Listings of layout items with their boxes:
****************

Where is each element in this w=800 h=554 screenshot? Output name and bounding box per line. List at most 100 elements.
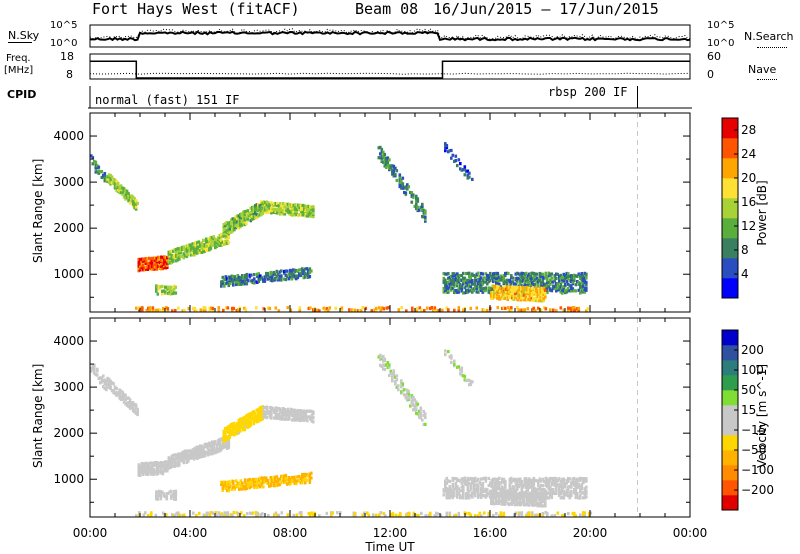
velocity-cell (579, 479, 582, 483)
power-cell (523, 308, 527, 312)
velocity-cell (453, 491, 456, 495)
power-cell (553, 286, 557, 290)
velocity-cell (297, 411, 300, 415)
velocity-cell (391, 375, 394, 379)
power-cell (496, 274, 500, 278)
velocity-cell (526, 492, 529, 497)
power-cell (495, 274, 498, 278)
power-colorbar-tick: 16 (741, 195, 756, 209)
power-cell (285, 202, 288, 206)
power-cell (277, 209, 281, 213)
velocity-cell (535, 488, 539, 492)
power-cell (401, 185, 405, 189)
power-cell (161, 292, 164, 296)
velocity-cell (283, 480, 286, 484)
power-cell (447, 286, 450, 290)
power-cell (205, 248, 208, 252)
velocity-cell (538, 493, 541, 497)
velocity-cell (524, 495, 528, 499)
power-cell (115, 184, 118, 188)
velocity-cell (170, 465, 174, 469)
power-cell (383, 156, 387, 160)
velocity-cell (527, 503, 531, 507)
power-cell (484, 280, 488, 284)
velocity-cell (237, 418, 241, 422)
power-cell (481, 290, 485, 294)
velocity-cell (459, 493, 462, 498)
power-cell (528, 281, 531, 285)
velocity-cell (134, 405, 138, 409)
power-cell (493, 274, 497, 278)
power-cell (208, 239, 211, 243)
velocity-cell (223, 445, 226, 449)
velocity-cell (538, 485, 542, 489)
power-cell (508, 291, 511, 296)
power-cell (222, 234, 226, 238)
power-cell (383, 152, 387, 157)
velocity-cell (122, 392, 126, 397)
power-cell (226, 306, 230, 310)
power-cell (179, 254, 183, 259)
power-cell (134, 199, 138, 203)
velocity-cell (184, 452, 187, 456)
power-cell (361, 306, 365, 310)
power-cell (496, 282, 500, 286)
freq-tick-low: 8 (66, 68, 73, 81)
velocity-cell (508, 486, 512, 490)
power-cell (474, 282, 477, 286)
power-cell (318, 309, 321, 313)
velocity-cell (306, 409, 309, 413)
velocity-cell (119, 389, 123, 393)
velocity-cell (157, 464, 160, 468)
power-cell (539, 289, 543, 293)
velocity-cell (480, 477, 483, 481)
power-cell (237, 226, 241, 230)
velocity-cell (218, 442, 222, 446)
power-cell (468, 274, 471, 279)
velocity-cell (495, 512, 498, 516)
power-cell (460, 278, 464, 282)
velocity-cell (462, 477, 465, 481)
velocity-cell (165, 495, 169, 499)
velocity-cell (160, 470, 163, 474)
power-cell (401, 182, 405, 186)
velocity-cell (137, 466, 141, 470)
power-cell (94, 168, 98, 172)
power-cell (292, 274, 295, 278)
velocity-cell (255, 414, 259, 418)
power-cell (541, 289, 544, 293)
power-cell (283, 277, 286, 281)
power-cell (542, 299, 546, 303)
velocity-cell (480, 489, 483, 493)
velocity-cell (267, 409, 270, 413)
power-cell (223, 284, 226, 288)
velocity-cell (278, 483, 282, 487)
power-cell (220, 235, 223, 239)
velocity-cell (568, 496, 572, 500)
velocity-cell (262, 406, 266, 410)
power-cell (576, 280, 579, 284)
velocity-cell (549, 485, 552, 490)
velocity-cell (246, 512, 249, 516)
velocity-cell (243, 415, 247, 420)
power-cell (202, 243, 205, 247)
velocity-cell (410, 399, 414, 403)
power-cell (433, 306, 437, 310)
velocity-cell (237, 425, 241, 429)
power-cell (516, 276, 519, 280)
power-cell (151, 263, 154, 267)
power-cell (496, 292, 499, 296)
velocity-cell (258, 415, 262, 419)
power-cell (521, 289, 525, 293)
power-cell (451, 153, 455, 157)
power-cell (526, 285, 529, 289)
power-cell (529, 285, 533, 289)
velocity-cell (526, 479, 530, 483)
power-cell (310, 209, 314, 213)
power-cell (200, 246, 204, 250)
power-cell (301, 213, 305, 217)
velocity-cell (517, 483, 521, 487)
velocity-cell (162, 511, 165, 515)
velocity-cell (552, 487, 555, 492)
power-cell (492, 278, 495, 282)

****************

• [EXERCISE]:
Please reproduce every line of the material above without any changes, leaving out the pictures.

• [COMPLETE OUTPUT]:
Where is each element in this w=800 h=554 screenshot? Output name and bounding box per line. List at most 100 elements.
velocity-cell (579, 479, 582, 483)
power-cell (523, 308, 527, 312)
velocity-cell (453, 491, 456, 495)
power-cell (553, 286, 557, 290)
velocity-cell (297, 411, 300, 415)
velocity-cell (391, 375, 394, 379)
power-cell (496, 274, 500, 278)
velocity-cell (526, 492, 529, 497)
power-cell (495, 274, 498, 278)
power-colorbar-tick: 16 (741, 195, 756, 209)
power-cell (285, 202, 288, 206)
power-cell (277, 209, 281, 213)
velocity-cell (535, 488, 539, 492)
power-cell (401, 185, 405, 189)
power-cell (161, 292, 164, 296)
velocity-cell (283, 480, 286, 484)
power-cell (447, 286, 450, 290)
power-cell (205, 248, 208, 252)
velocity-cell (538, 493, 541, 497)
velocity-cell (524, 495, 528, 499)
power-cell (115, 184, 118, 188)
velocity-cell (170, 465, 174, 469)
power-cell (383, 156, 387, 160)
velocity-cell (527, 503, 531, 507)
power-cell (484, 280, 488, 284)
velocity-cell (237, 418, 241, 422)
power-cell (481, 290, 485, 294)
velocity-cell (459, 493, 462, 498)
power-cell (528, 281, 531, 285)
velocity-cell (134, 405, 138, 409)
power-cell (493, 274, 497, 278)
power-cell (208, 239, 211, 243)
velocity-cell (223, 445, 226, 449)
velocity-cell (538, 485, 542, 489)
power-cell (508, 291, 511, 296)
power-cell (222, 234, 226, 238)
power-cell (383, 152, 387, 157)
velocity-cell (122, 392, 126, 397)
power-cell (226, 306, 230, 310)
power-cell (179, 254, 183, 259)
power-cell (134, 199, 138, 203)
velocity-cell (184, 452, 187, 456)
power-cell (361, 306, 365, 310)
power-cell (496, 282, 500, 286)
freq-tick-low: 8 (66, 68, 73, 81)
velocity-cell (508, 486, 512, 490)
power-cell (474, 282, 477, 286)
power-cell (318, 309, 321, 313)
velocity-cell (306, 409, 309, 413)
velocity-cell (119, 389, 123, 393)
velocity-cell (157, 464, 160, 468)
power-cell (539, 289, 543, 293)
velocity-cell (480, 477, 483, 481)
power-cell (237, 226, 241, 230)
velocity-cell (218, 442, 222, 446)
power-cell (468, 274, 471, 279)
velocity-cell (495, 512, 498, 516)
power-cell (460, 278, 464, 282)
velocity-cell (462, 477, 465, 481)
velocity-cell (165, 495, 169, 499)
velocity-cell (160, 470, 163, 474)
power-cell (401, 182, 405, 186)
velocity-cell (137, 466, 141, 470)
power-cell (94, 168, 98, 172)
power-cell (292, 274, 295, 278)
velocity-cell (255, 414, 259, 418)
power-cell (541, 289, 544, 293)
power-cell (283, 277, 286, 281)
power-cell (542, 299, 546, 303)
velocity-cell (480, 489, 483, 493)
velocity-cell (267, 409, 270, 413)
power-cell (223, 284, 226, 288)
velocity-cell (278, 483, 282, 487)
power-cell (220, 235, 223, 239)
velocity-cell (568, 496, 572, 500)
velocity-cell (262, 406, 266, 410)
power-cell (576, 280, 579, 284)
velocity-cell (549, 485, 552, 490)
velocity-cell (246, 512, 249, 516)
velocity-cell (243, 415, 247, 420)
power-cell (202, 243, 205, 247)
velocity-cell (410, 399, 414, 403)
power-cell (433, 306, 437, 310)
velocity-cell (237, 425, 241, 429)
power-cell (516, 276, 519, 280)
power-cell (151, 263, 154, 267)
power-cell (496, 292, 499, 296)
velocity-cell (258, 415, 262, 419)
power-cell (521, 289, 525, 293)
power-cell (451, 153, 455, 157)
power-cell (526, 285, 529, 289)
power-cell (529, 285, 533, 289)
velocity-cell (526, 479, 530, 483)
power-cell (310, 209, 314, 213)
power-cell (200, 246, 204, 250)
power-cell (301, 213, 305, 217)
velocity-cell (517, 483, 521, 487)
velocity-cell (162, 511, 165, 515)
velocity-cell (552, 487, 555, 492)
power-cell (492, 278, 495, 282)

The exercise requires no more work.